§ **The problem**:
Which lines hold the word "hành"? Copy each of them from the material.

## Begin Dataset rows

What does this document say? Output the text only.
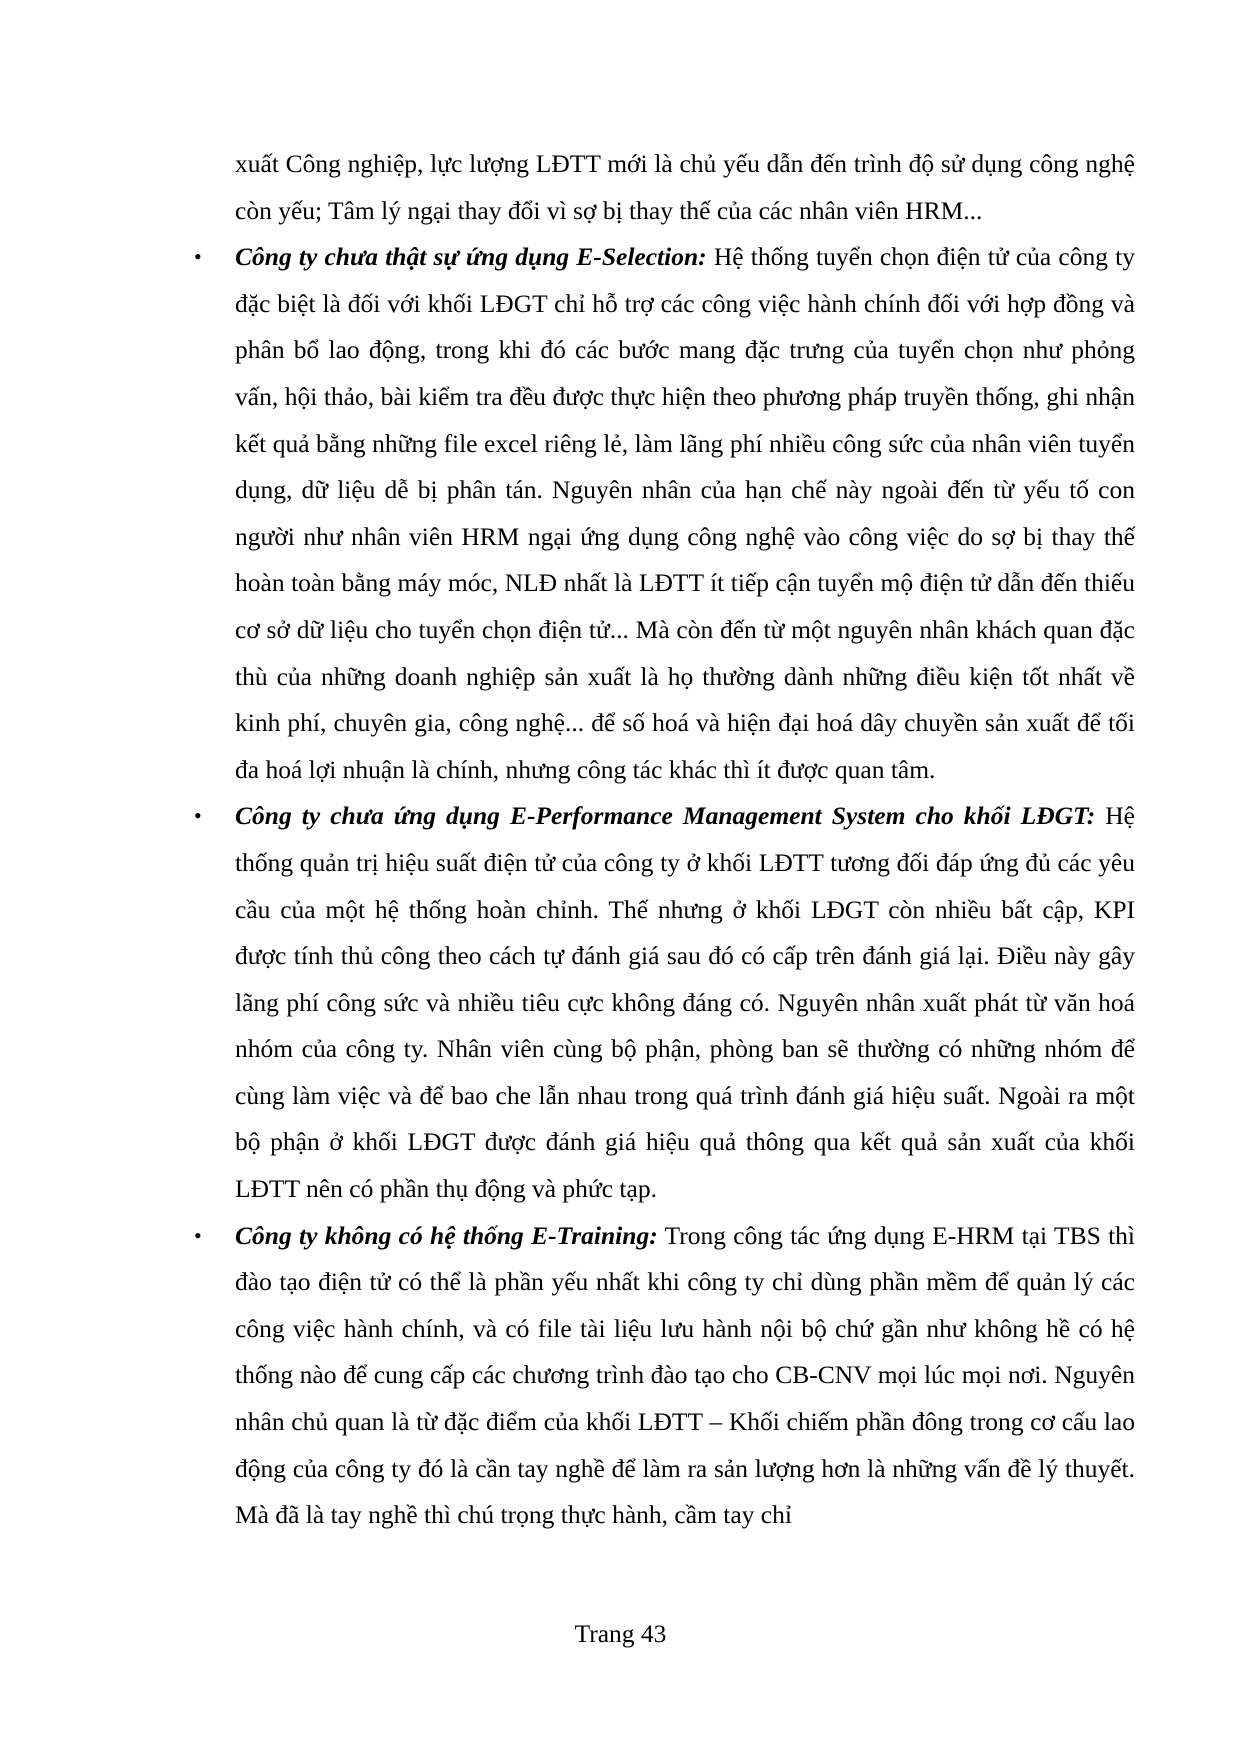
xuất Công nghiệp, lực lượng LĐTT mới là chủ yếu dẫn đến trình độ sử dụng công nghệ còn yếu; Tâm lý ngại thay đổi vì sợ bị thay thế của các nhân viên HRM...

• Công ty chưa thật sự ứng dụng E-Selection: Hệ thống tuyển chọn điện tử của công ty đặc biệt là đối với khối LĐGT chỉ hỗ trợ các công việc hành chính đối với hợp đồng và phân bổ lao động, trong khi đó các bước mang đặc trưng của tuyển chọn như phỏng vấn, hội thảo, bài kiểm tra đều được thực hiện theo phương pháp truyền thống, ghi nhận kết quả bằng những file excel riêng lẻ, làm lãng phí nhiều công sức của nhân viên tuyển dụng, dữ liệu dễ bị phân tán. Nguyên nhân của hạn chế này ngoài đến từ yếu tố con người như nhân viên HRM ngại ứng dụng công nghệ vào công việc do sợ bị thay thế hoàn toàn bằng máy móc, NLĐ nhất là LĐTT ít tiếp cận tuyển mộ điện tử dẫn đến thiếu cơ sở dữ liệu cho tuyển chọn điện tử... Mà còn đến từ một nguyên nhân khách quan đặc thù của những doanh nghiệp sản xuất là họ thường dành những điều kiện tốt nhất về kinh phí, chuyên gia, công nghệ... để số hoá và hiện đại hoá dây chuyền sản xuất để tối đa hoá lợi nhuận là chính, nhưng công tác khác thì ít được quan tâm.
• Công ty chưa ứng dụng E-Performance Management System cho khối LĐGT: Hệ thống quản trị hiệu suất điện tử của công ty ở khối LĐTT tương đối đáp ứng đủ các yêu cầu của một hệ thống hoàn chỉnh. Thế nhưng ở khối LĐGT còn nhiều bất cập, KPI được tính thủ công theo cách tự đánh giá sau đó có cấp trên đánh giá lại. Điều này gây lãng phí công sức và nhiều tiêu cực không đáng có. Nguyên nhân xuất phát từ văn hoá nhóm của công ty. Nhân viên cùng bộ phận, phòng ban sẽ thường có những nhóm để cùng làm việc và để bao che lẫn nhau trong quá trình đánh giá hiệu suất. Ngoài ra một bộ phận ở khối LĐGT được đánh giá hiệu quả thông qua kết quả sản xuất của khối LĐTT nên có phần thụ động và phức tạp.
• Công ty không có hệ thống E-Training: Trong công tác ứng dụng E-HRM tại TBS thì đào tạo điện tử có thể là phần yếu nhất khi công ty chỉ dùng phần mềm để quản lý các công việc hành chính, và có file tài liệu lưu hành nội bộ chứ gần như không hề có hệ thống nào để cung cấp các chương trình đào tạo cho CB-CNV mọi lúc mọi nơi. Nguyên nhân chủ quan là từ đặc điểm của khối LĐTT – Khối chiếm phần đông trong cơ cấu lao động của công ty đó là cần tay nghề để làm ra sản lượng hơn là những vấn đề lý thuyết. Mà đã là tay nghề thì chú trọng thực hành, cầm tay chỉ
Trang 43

## End Dataset rows

§ **Result of the task**:
• Công ty chưa thật sự ứng dụng E-Selection: Hệ thống tuyển chọn điện tử của công ty đặc biệt là đối với khối LĐGT chỉ hỗ trợ các công việc hành chính đối với hợp đồng và phân bổ lao động, trong khi đó các bước mang đặc trưng của tuyển chọn như phỏng vấn, hội thảo, bài kiểm tra đều được thực hiện theo phương pháp truyền thống, ghi nhận kết quả bằng những file excel riêng lẻ, làm lãng phí nhiều công sức của nhân viên tuyển dụng, dữ liệu dễ bị phân tán. Nguyên nhân của hạn chế này ngoài đến từ yếu tố con người như nhân viên HRM ngại ứng dụng công nghệ vào công việc do sợ bị thay thế hoàn toàn bằng máy móc, NLĐ nhất là LĐTT ít tiếp cận tuyển mộ điện tử dẫn đến thiếu cơ sở dữ liệu cho tuyển chọn điện tử... Mà còn đến từ một nguyên nhân khách quan đặc thù của những doanh nghiệp sản xuất là họ thường dành những điều kiện tốt nhất về kinh phí, chuyên gia, công nghệ... để số hoá và hiện đại hoá dây chuyền sản xuất để tối đa hoá lợi nhuận là chính, nhưng công tác khác thì ít được quan tâm.
• Công ty không có hệ thống E-Training: Trong công tác ứng dụng E-HRM tại TBS thì đào tạo điện tử có thể là phần yếu nhất khi công ty chỉ dùng phần mềm để quản lý các công việc hành chính, và có file tài liệu lưu hành nội bộ chứ gần như không hề có hệ thống nào để cung cấp các chương trình đào tạo cho CB-CNV mọi lúc mọi nơi. Nguyên nhân chủ quan là từ đặc điểm của khối LĐTT – Khối chiếm phần đông trong cơ cấu lao động của công ty đó là cần tay nghề để làm ra sản lượng hơn là những vấn đề lý thuyết. Mà đã là tay nghề thì chú trọng thực hành, cầm tay chỉ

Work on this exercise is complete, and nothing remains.